Task requirements: Output every record below exactly as it appears.
-- start --
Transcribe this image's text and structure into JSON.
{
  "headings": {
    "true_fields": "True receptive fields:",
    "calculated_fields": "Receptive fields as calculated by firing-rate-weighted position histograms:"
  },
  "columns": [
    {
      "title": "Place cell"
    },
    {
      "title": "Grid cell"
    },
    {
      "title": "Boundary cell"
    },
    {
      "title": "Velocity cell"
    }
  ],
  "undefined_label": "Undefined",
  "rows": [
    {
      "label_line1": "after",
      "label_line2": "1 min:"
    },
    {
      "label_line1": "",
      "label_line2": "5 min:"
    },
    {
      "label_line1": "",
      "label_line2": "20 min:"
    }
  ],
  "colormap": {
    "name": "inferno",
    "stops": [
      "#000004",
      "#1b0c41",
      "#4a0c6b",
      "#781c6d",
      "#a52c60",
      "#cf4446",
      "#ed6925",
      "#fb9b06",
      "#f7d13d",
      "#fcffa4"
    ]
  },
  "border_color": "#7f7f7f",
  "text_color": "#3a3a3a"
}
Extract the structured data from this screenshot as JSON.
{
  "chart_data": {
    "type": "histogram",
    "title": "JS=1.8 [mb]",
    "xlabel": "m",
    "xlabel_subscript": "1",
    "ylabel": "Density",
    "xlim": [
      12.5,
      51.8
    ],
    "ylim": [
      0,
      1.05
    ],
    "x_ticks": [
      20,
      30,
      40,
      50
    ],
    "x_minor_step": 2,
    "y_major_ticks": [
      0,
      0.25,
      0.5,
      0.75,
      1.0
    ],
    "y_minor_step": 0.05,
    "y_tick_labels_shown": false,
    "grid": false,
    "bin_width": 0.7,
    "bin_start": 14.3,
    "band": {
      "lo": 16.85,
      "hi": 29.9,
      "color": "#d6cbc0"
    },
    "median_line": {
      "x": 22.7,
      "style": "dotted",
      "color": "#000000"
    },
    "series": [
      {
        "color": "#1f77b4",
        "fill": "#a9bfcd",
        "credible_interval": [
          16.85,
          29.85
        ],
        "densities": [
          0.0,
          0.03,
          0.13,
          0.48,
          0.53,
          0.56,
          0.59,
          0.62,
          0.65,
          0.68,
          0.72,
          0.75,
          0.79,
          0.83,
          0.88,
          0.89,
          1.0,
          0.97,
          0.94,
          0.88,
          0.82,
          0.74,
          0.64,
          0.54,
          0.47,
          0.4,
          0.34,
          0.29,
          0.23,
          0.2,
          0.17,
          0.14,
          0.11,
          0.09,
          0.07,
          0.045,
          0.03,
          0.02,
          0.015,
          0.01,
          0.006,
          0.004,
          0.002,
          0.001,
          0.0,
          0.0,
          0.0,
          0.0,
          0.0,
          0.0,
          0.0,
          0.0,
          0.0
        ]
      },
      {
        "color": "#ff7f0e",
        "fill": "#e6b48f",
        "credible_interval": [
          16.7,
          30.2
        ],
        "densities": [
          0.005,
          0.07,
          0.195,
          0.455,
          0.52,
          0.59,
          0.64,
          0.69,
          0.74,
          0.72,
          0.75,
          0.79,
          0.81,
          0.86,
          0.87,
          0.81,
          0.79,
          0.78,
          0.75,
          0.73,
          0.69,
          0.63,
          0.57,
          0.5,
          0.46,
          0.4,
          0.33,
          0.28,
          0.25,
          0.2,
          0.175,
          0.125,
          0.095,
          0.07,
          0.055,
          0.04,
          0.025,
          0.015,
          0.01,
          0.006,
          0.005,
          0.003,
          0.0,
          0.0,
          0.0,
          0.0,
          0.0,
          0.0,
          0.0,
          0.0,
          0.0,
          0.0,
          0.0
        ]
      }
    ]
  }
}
-- end --
Exercise solution:
Transcribe this image's text and structure into JSON.
{
  "headings": {
    "true_fields": "True receptive fields:",
    "calculated_fields": "Receptive fields as calculated by firing-rate-weighted position histograms:"
  },
  "columns": [
    {
      "title": "Place cell"
    },
    {
      "title": "Grid cell"
    },
    {
      "title": "Boundary cell"
    },
    {
      "title": "Velocity cell"
    }
  ],
  "undefined_label": "Undefined",
  "rows": [
    {
      "label_line1": "after",
      "label_line2": "1 min:"
    },
    {
      "label_line1": "",
      "label_line2": "5 min:"
    },
    {
      "label_line1": "",
      "label_line2": "20 min:"
    }
  ],
  "colormap": {
    "name": "inferno",
    "stops": [
      "#000004",
      "#1b0c41",
      "#4a0c6b",
      "#781c6d",
      "#a52c60",
      "#cf4446",
      "#ed6925",
      "#fb9b06",
      "#f7d13d",
      "#fcffa4"
    ]
  },
  "border_color": "#7f7f7f",
  "text_color": "#3a3a3a"
}
Extract the structured data from this screenshot as JSON.
{
  "chart_data": {
    "type": "histogram",
    "title": "JS=1.8 [mb]",
    "xlabel": "m",
    "xlabel_subscript": "1",
    "ylabel": "Density",
    "xlim": [
      12.5,
      51.8
    ],
    "ylim": [
      0,
      1.05
    ],
    "x_ticks": [
      20,
      30,
      40,
      50
    ],
    "x_minor_step": 2,
    "y_major_ticks": [
      0,
      0.25,
      0.5,
      0.75,
      1.0
    ],
    "y_minor_step": 0.05,
    "y_tick_labels_shown": false,
    "grid": false,
    "bin_width": 0.7,
    "bin_start": 14.3,
    "band": {
      "lo": 16.85,
      "hi": 29.9,
      "color": "#d6cbc0"
    },
    "median_line": {
      "x": 22.7,
      "style": "dotted",
      "color": "#000000"
    },
    "series": [
      {
        "color": "#1f77b4",
        "fill": "#a9bfcd",
        "credible_interval": [
          16.85,
          29.85
        ],
        "densities": [
          0.0,
          0.03,
          0.13,
          0.48,
          0.53,
          0.56,
          0.59,
          0.62,
          0.65,
          0.68,
          0.72,
          0.75,
          0.79,
          0.83,
          0.88,
          0.89,
          1.0,
          0.97,
          0.94,
          0.88,
          0.82,
          0.74,
          0.64,
          0.54,
          0.47,
          0.4,
          0.34,
          0.29,
          0.23,
          0.2,
          0.17,
          0.14,
          0.11,
          0.09,
          0.07,
          0.045,
          0.03,
          0.02,
          0.015,
          0.01,
          0.006,
          0.004,
          0.002,
          0.001,
          0.0,
          0.0,
          0.0,
          0.0,
          0.0,
          0.0,
          0.0,
          0.0,
          0.0
        ]
      },
      {
        "color": "#ff7f0e",
        "fill": "#e6b48f",
        "credible_interval": [
          16.7,
          30.2
        ],
        "densities": [
          0.005,
          0.07,
          0.195,
          0.455,
          0.52,
          0.59,
          0.64,
          0.69,
          0.74,
          0.72,
          0.75,
          0.79,
          0.81,
          0.86,
          0.87,
          0.81,
          0.79,
          0.78,
          0.75,
          0.73,
          0.69,
          0.63,
          0.57,
          0.5,
          0.46,
          0.4,
          0.33,
          0.28,
          0.25,
          0.2,
          0.175,
          0.125,
          0.095,
          0.07,
          0.055,
          0.04,
          0.025,
          0.015,
          0.01,
          0.006,
          0.005,
          0.003,
          0.0,
          0.0,
          0.0,
          0.0,
          0.0,
          0.0,
          0.0,
          0.0,
          0.0,
          0.0,
          0.0
        ]
      }
    ]
  }
}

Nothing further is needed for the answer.